= PERINTAH KERJA =
Kutip secara persis bagian teks tentang gagal ginjal kronik, mulai dari "Hiperkalemia terjadi pada" dan berakhir pada "gagal ginjal kronik.".

= TEKS YANG DITAMPILKAN =

▬▬▬▬▬▬▬▬▬▬

Gagal ginjal terminal, GFR <5 ml/menit, terdapat manifestasi klinis seperti gagal ginjal berat serta terjadi edema paru, koma, kejang, asidosis metabolik, hiperkalemia dan terjadi kematian.

Manifestasi klinik gagal ginjal kronik


Laju endap darah meningkat dan semakin berat karena adanya anemia dan hipoalbuminemia. Peningkatan kadar ureum dan kreatinin dengan perbandingan ureum dan kreatinin 20:1 Terjadi kenaikan creatinin diatas 1,3 mg/dl. Serum kreatinin 2mg/dl dan 3mg/dl indikasi berkurangnya fungsi ginjal sebesar 50% - 30% dari normal.

Hiponatremia karena kelebihan cairan.


Hiperkalemia terjadi pada gagal ginjal lanjut karena menurunnya diuresis. Hipokalsemia dan hiperfosfatemia karena berkurangnya sintesis vitamin D3 pada gagal ginjal kronik.

Hipoalbuminemia dan hipokolesterolemia karena gangguan metabolisme dan diet rendah protein.
Peningkatan kadar gula darah, akibat gangguan metabolisme karbohidrat pada (resistensi terhadap pengaruh insulin pada jaringan perifer).

Hipertrigliserida akibat gangguan metabolisme lemak dan menurunnya lipoprotein lipase.

▬▬▬▬▬▬▬▬▬▬

= Entri dataset =
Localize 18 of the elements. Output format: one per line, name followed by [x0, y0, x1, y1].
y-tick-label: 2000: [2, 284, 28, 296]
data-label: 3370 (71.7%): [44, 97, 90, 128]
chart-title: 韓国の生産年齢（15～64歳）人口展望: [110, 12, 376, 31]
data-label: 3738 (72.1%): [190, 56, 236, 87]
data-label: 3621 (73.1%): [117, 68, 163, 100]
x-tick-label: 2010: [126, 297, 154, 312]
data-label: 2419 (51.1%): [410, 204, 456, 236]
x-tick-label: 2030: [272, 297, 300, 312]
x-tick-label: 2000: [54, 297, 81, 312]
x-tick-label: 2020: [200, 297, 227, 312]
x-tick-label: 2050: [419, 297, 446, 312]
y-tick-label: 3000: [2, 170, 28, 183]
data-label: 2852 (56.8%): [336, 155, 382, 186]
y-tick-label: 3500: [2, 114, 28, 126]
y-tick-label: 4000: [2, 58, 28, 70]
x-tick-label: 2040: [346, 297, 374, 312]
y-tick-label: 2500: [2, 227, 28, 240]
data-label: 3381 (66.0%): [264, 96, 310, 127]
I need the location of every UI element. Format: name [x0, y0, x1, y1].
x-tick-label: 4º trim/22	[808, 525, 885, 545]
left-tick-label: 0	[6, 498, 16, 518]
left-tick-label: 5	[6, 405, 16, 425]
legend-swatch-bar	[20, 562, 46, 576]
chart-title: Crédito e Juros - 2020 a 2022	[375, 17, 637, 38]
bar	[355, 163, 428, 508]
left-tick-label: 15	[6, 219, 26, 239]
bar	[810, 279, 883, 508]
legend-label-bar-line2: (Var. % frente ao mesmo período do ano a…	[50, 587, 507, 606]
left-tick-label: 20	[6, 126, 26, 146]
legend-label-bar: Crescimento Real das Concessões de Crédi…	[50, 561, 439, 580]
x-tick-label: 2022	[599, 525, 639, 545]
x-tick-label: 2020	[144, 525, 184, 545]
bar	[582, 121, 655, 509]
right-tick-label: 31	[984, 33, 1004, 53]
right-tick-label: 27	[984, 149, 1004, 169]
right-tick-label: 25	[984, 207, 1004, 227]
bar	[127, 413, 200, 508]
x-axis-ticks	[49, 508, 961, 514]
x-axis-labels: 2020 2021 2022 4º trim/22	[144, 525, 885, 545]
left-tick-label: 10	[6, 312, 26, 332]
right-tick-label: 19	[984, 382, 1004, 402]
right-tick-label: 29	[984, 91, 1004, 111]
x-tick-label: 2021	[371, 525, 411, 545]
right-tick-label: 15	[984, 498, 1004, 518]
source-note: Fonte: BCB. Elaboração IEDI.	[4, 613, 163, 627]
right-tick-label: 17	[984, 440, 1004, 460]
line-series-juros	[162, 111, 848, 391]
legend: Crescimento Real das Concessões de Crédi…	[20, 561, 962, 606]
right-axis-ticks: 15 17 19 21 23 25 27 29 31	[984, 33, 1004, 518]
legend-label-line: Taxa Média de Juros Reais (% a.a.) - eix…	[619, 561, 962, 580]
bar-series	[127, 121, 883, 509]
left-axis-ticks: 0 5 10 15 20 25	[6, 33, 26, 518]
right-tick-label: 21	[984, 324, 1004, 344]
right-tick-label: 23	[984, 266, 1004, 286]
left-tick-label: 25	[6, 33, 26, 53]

▬▬▬▬▬▬▬▬▬▬

= JAWABAN LATIHAN =
Hiperkalemia terjadi pada gagal ginjal lanjut karena menurunnya diuresis. Hipokalsemia dan hiperfosfatemia karena berkurangnya sintesis vitamin D3 pada gagal ginjal kronik.